Provided data
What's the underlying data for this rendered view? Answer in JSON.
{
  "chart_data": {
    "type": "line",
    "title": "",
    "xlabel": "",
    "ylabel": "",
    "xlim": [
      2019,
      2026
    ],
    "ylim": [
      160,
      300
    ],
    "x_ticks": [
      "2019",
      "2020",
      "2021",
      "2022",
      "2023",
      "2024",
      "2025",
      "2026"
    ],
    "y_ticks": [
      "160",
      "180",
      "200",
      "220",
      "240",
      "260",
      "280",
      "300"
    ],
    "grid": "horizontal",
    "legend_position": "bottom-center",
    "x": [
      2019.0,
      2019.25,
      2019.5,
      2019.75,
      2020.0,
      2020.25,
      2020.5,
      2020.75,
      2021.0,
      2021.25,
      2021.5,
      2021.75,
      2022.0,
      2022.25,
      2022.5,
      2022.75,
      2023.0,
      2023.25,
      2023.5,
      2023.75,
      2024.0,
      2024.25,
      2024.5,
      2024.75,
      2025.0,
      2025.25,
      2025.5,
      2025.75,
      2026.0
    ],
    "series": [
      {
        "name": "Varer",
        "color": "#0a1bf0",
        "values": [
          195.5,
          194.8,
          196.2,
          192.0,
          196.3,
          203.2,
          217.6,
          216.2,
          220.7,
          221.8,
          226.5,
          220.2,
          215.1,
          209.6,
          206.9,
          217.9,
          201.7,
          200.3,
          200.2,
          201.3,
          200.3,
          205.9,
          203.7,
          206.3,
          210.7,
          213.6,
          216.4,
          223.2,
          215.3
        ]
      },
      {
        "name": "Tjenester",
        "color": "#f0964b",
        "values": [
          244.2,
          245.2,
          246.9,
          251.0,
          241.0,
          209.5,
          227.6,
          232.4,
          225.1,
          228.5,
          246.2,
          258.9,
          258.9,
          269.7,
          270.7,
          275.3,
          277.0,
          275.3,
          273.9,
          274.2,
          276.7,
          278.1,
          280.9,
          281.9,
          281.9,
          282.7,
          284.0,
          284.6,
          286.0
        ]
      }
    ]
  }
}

Work to complete
All of the data needs to be reproduced exactly, with no line missing.

Result of the task
What's the underlying data for this rendered view? Answer in JSON.
{
  "chart_data": {
    "type": "line",
    "title": "",
    "xlabel": "",
    "ylabel": "",
    "xlim": [
      2019,
      2026
    ],
    "ylim": [
      160,
      300
    ],
    "x_ticks": [
      "2019",
      "2020",
      "2021",
      "2022",
      "2023",
      "2024",
      "2025",
      "2026"
    ],
    "y_ticks": [
      "160",
      "180",
      "200",
      "220",
      "240",
      "260",
      "280",
      "300"
    ],
    "grid": "horizontal",
    "legend_position": "bottom-center",
    "x": [
      2019.0,
      2019.25,
      2019.5,
      2019.75,
      2020.0,
      2020.25,
      2020.5,
      2020.75,
      2021.0,
      2021.25,
      2021.5,
      2021.75,
      2022.0,
      2022.25,
      2022.5,
      2022.75,
      2023.0,
      2023.25,
      2023.5,
      2023.75,
      2024.0,
      2024.25,
      2024.5,
      2024.75,
      2025.0,
      2025.25,
      2025.5,
      2025.75,
      2026.0
    ],
    "series": [
      {
        "name": "Varer",
        "color": "#0a1bf0",
        "values": [
          195.5,
          194.8,
          196.2,
          192.0,
          196.3,
          203.2,
          217.6,
          216.2,
          220.7,
          221.8,
          226.5,
          220.2,
          215.1,
          209.6,
          206.9,
          217.9,
          201.7,
          200.3,
          200.2,
          201.3,
          200.3,
          205.9,
          203.7,
          206.3,
          210.7,
          213.6,
          216.4,
          223.2,
          215.3
        ]
      },
      {
        "name": "Tjenester",
        "color": "#f0964b",
        "values": [
          244.2,
          245.2,
          246.9,
          251.0,
          241.0,
          209.5,
          227.6,
          232.4,
          225.1,
          228.5,
          246.2,
          258.9,
          258.9,
          269.7,
          270.7,
          275.3,
          277.0,
          275.3,
          273.9,
          274.2,
          276.7,
          278.1,
          280.9,
          281.9,
          281.9,
          282.7,
          284.0,
          284.6,
          286.0
        ]
      }
    ]
  }
}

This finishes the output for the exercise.